▸ What is needed
Reproduce each line from the records that holds "内产生的热量为".

>> start

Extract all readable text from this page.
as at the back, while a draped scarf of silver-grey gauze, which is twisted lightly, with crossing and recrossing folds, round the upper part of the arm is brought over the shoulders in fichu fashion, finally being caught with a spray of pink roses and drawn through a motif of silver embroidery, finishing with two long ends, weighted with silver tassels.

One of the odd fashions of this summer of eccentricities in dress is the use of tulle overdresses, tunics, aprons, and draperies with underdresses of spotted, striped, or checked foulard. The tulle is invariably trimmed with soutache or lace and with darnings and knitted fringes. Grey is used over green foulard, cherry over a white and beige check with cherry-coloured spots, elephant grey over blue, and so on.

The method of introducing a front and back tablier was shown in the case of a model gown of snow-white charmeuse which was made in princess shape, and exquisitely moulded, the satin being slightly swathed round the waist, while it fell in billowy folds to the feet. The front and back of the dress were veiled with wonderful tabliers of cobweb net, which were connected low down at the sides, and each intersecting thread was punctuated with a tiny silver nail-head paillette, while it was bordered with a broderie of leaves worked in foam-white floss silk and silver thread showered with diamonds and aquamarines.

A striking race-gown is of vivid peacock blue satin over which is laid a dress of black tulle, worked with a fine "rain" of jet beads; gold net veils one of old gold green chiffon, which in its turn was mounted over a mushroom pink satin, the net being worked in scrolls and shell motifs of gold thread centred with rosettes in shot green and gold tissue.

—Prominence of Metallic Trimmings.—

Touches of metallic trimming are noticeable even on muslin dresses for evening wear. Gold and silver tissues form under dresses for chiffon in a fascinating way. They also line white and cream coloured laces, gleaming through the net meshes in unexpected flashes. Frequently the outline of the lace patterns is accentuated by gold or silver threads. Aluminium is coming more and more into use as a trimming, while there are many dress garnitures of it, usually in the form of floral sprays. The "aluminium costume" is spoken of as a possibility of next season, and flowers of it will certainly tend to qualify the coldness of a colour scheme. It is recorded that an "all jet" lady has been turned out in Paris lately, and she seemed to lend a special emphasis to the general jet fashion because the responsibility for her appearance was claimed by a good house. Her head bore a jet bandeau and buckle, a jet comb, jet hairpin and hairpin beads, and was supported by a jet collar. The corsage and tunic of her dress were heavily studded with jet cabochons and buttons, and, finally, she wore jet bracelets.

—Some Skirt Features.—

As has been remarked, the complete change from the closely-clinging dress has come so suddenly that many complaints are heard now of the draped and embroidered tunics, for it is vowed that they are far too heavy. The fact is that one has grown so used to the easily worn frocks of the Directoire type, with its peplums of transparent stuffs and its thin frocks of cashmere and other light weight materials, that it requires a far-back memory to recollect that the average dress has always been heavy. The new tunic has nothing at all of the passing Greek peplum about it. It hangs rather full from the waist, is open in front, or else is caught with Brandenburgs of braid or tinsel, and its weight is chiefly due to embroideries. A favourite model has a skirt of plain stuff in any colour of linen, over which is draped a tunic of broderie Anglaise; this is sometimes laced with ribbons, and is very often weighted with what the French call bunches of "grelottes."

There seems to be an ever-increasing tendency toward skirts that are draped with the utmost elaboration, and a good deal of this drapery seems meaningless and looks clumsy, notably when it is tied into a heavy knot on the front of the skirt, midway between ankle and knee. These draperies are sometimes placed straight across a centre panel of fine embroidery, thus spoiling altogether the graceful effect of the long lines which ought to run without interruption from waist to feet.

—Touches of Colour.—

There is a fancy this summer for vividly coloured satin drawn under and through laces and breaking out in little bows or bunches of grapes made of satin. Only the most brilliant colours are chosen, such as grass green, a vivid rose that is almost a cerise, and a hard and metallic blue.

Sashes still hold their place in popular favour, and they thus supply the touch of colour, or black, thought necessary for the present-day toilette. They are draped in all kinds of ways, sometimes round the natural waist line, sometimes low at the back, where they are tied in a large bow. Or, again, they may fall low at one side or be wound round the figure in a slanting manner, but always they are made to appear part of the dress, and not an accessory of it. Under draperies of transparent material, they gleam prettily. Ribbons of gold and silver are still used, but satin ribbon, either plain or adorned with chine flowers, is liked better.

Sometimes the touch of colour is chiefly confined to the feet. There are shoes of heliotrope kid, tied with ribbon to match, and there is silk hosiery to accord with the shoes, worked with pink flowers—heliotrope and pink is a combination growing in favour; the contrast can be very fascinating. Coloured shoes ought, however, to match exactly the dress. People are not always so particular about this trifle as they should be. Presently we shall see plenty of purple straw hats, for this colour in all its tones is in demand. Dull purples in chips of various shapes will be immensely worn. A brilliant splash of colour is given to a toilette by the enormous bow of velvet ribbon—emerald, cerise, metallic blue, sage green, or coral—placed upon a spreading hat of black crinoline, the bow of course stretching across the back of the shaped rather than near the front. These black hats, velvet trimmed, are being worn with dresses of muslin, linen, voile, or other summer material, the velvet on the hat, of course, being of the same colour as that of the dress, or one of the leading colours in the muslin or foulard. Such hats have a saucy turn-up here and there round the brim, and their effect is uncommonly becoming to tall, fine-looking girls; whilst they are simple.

>> end
>> start

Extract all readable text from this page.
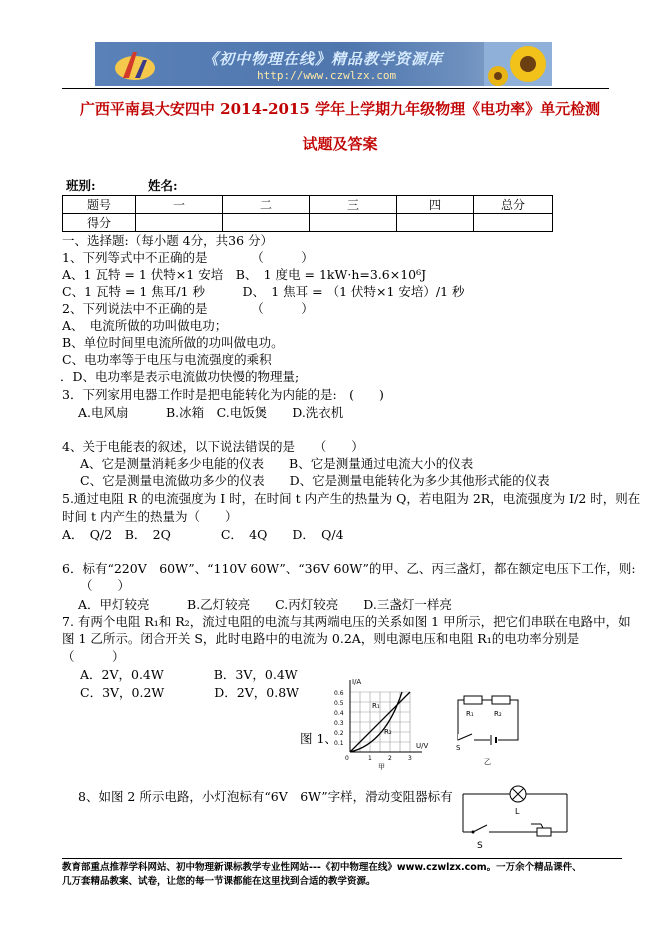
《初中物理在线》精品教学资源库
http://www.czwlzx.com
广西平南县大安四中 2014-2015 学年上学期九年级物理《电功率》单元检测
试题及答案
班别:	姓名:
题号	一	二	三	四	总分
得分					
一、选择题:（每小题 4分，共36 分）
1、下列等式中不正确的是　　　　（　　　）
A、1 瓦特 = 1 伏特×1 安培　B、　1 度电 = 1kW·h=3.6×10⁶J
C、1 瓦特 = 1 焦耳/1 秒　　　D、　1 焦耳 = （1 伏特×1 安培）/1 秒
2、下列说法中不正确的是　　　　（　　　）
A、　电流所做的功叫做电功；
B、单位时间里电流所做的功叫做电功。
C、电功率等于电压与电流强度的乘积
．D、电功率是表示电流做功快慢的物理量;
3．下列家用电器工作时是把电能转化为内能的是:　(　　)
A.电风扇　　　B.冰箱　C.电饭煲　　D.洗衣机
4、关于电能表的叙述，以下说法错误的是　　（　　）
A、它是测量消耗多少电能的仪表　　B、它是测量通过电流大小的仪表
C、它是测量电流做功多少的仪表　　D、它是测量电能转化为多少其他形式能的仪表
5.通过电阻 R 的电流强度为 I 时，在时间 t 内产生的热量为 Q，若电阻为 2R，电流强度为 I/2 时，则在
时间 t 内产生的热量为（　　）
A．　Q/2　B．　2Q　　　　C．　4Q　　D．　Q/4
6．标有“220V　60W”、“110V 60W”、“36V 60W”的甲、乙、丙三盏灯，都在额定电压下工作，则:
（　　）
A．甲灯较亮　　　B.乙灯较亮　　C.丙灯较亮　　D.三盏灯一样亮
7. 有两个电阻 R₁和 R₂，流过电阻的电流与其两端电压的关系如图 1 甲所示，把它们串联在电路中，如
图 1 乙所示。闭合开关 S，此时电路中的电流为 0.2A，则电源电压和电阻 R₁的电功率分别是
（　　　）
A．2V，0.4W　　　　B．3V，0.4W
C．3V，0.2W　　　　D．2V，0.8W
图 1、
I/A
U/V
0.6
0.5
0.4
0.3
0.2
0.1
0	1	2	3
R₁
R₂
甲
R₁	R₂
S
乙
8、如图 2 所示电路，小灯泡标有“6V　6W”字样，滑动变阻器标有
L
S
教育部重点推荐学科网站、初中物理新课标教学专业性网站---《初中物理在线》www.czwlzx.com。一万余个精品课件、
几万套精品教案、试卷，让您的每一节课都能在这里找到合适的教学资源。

>> end

▸ Exercise solution
5.通过电阻 R 的电流强度为 I 时，在时间 t 内产生的热量为 Q，若电阻为 2R，电流强度为 I/2 时，则在
时间 t 内产生的热量为（　　）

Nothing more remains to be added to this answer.